* [Task]
Write out every line of the items below word for word, with nothing changed.

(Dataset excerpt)
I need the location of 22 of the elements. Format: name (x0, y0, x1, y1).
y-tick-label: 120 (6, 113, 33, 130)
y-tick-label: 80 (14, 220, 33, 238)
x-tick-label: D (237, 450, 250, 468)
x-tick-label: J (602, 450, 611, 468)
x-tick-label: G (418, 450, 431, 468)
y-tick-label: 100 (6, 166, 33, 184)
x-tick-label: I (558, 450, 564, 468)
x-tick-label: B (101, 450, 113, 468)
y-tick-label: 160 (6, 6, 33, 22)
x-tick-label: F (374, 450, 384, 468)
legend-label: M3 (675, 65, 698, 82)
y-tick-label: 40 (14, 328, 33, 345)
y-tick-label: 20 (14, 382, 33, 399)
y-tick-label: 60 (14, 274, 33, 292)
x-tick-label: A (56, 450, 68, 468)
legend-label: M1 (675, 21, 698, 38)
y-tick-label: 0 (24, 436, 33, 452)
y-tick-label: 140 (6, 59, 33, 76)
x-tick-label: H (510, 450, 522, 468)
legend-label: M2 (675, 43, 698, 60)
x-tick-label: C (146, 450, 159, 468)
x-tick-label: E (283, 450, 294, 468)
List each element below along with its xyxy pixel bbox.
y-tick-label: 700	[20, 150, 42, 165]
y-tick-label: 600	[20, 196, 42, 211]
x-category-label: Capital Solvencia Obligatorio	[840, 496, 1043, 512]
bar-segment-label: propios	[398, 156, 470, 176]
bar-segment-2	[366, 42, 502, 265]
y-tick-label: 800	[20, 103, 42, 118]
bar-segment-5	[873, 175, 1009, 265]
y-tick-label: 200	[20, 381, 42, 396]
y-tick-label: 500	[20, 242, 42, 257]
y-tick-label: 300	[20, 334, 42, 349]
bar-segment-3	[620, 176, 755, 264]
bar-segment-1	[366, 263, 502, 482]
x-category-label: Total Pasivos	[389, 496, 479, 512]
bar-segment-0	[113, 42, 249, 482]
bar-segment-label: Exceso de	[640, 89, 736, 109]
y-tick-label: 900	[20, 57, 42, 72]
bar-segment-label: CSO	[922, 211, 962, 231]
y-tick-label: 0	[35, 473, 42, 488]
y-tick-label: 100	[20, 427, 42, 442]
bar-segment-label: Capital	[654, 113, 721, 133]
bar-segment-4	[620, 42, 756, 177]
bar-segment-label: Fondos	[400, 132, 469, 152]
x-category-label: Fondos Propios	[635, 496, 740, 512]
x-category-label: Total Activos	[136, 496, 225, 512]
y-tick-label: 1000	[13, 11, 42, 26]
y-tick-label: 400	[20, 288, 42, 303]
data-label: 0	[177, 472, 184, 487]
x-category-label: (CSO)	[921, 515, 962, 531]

* [Answer for this exercise]
I need the location of 22 of the elements. Format: name (x0, y0, x1, y1).
y-tick-label: 120 (6, 113, 33, 130)
y-tick-label: 80 (14, 220, 33, 238)
x-tick-label: D (237, 450, 250, 468)
x-tick-label: J (602, 450, 611, 468)
x-tick-label: G (418, 450, 431, 468)
y-tick-label: 100 (6, 166, 33, 184)
x-tick-label: I (558, 450, 564, 468)
x-tick-label: B (101, 450, 113, 468)
y-tick-label: 160 (6, 6, 33, 22)
x-tick-label: F (374, 450, 384, 468)
legend-label: M3 (675, 65, 698, 82)
y-tick-label: 40 (14, 328, 33, 345)
y-tick-label: 20 (14, 382, 33, 399)
y-tick-label: 60 (14, 274, 33, 292)
x-tick-label: A (56, 450, 68, 468)
legend-label: M1 (675, 21, 698, 38)
y-tick-label: 0 (24, 436, 33, 452)
y-tick-label: 140 (6, 59, 33, 76)
x-tick-label: H (510, 450, 522, 468)
legend-label: M2 (675, 43, 698, 60)
x-tick-label: C (146, 450, 159, 468)
x-tick-label: E (283, 450, 294, 468)
List each element below along with its xyxy pixel bbox.
y-tick-label: 700	[20, 150, 42, 165]
y-tick-label: 600	[20, 196, 42, 211]
x-category-label: Capital Solvencia Obligatorio	[840, 496, 1043, 512]
bar-segment-label: propios	[398, 156, 470, 176]
bar-segment-2	[366, 42, 502, 265]
y-tick-label: 800	[20, 103, 42, 118]
bar-segment-5	[873, 175, 1009, 265]
y-tick-label: 200	[20, 381, 42, 396]
y-tick-label: 500	[20, 242, 42, 257]
y-tick-label: 300	[20, 334, 42, 349]
bar-segment-3	[620, 176, 755, 264]
bar-segment-1	[366, 263, 502, 482]
x-category-label: Total Pasivos	[389, 496, 479, 512]
bar-segment-0	[113, 42, 249, 482]
bar-segment-label: Exceso de	[640, 89, 736, 109]
y-tick-label: 900	[20, 57, 42, 72]
bar-segment-label: CSO	[922, 211, 962, 231]
y-tick-label: 0	[35, 473, 42, 488]
y-tick-label: 100	[20, 427, 42, 442]
bar-segment-label: Capital	[654, 113, 721, 133]
bar-segment-4	[620, 42, 756, 177]
bar-segment-label: Fondos	[400, 132, 469, 152]
x-category-label: Fondos Propios	[635, 496, 740, 512]
x-category-label: Total Activos	[136, 496, 225, 512]
y-tick-label: 1000	[13, 11, 42, 26]
y-tick-label: 400	[20, 288, 42, 303]
data-label: 0	[177, 472, 184, 487]
x-category-label: (CSO)	[921, 515, 962, 531]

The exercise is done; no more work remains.